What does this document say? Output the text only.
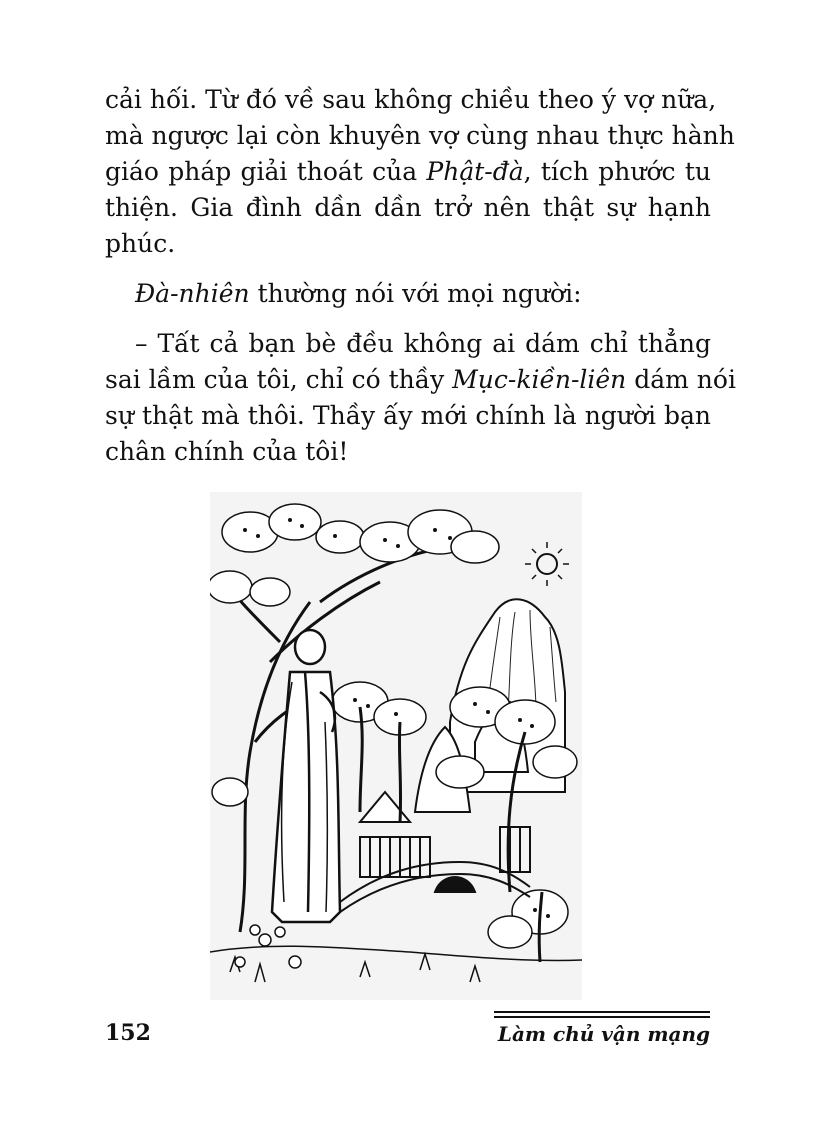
cải hối. Từ đó về sau không chiều theo ý vợ nữa,
mà ngược lại còn khuyên vợ cùng nhau thực hành
giáo pháp giải thoát của Phật-đà, tích phước tu
thiện. Gia đình dần dần trở nên thật sự hạnh
phúc.

Đà-nhiên thường nói với mọi người:

– Tất cả bạn bè đều không ai dám chỉ thẳng
sai lầm của tôi, chỉ có thầy Mục-kiền-liên dám nói
sự thật mà thôi. Thầy ấy mới chính là người bạn
chân chính của tôi!

152	Làm chủ vận mạng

+--

**Problem to solve**
Copy out every line from the data above that has "không" in it.

**Task response**
cải hối. Từ đó về sau không chiều theo ý vợ nữa,
– Tất cả bạn bè đều không ai dám chỉ thẳng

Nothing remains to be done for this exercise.